- [TASK GOAL]: Gather from the listing below each line that includes the word "JSON", and copy it.

- [RECORD LIST]:
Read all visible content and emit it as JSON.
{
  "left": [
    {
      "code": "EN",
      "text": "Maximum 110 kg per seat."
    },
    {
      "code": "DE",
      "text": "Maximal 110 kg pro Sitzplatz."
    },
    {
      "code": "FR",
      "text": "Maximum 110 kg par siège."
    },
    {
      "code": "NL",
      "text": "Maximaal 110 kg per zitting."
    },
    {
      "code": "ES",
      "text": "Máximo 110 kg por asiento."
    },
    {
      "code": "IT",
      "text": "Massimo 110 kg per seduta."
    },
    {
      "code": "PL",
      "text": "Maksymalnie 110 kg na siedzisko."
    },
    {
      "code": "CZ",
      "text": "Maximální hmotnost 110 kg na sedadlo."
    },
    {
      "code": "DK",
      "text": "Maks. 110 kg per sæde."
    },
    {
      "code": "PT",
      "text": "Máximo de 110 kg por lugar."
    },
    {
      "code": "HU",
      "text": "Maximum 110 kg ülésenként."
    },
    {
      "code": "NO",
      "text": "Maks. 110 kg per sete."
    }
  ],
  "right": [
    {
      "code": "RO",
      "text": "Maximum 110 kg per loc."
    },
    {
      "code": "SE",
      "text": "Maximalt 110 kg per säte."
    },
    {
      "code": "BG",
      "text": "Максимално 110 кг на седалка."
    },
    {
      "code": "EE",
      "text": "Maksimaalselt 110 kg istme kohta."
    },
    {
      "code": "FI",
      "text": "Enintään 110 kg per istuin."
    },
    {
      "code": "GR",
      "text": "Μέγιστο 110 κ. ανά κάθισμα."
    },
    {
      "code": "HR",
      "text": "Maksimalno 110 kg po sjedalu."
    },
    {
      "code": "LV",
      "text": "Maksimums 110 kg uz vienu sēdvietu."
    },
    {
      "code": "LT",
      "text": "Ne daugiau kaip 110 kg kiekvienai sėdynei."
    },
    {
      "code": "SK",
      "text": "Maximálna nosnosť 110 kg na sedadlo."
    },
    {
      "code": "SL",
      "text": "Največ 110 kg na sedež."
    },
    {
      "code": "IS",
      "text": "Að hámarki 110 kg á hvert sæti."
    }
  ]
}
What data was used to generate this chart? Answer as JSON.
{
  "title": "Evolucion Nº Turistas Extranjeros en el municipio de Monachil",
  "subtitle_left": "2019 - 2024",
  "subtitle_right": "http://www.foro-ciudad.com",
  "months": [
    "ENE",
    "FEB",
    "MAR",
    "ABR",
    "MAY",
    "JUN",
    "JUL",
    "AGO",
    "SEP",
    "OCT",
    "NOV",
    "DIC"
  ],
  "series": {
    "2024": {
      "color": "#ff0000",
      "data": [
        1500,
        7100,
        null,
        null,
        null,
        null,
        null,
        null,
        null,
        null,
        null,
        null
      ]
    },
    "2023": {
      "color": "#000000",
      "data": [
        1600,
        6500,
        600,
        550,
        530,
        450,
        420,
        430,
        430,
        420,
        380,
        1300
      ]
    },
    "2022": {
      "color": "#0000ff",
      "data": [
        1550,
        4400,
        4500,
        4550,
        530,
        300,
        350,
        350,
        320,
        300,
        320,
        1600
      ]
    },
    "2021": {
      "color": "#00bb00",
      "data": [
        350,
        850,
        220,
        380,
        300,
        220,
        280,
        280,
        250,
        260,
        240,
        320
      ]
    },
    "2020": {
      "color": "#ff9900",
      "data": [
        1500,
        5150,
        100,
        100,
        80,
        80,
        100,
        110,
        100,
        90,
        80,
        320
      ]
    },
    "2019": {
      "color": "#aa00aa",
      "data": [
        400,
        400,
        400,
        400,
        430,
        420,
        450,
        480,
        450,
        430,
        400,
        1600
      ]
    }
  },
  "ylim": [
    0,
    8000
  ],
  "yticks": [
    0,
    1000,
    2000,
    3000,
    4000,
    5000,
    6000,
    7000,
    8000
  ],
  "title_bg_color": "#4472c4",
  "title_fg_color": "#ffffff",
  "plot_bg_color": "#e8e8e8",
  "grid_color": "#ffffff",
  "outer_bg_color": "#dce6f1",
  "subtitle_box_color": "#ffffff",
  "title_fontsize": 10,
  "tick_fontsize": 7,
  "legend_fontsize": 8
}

- [THE SOLUTION]:
Read all visible content and emit it as JSON.
What data was used to generate this chart? Answer as JSON.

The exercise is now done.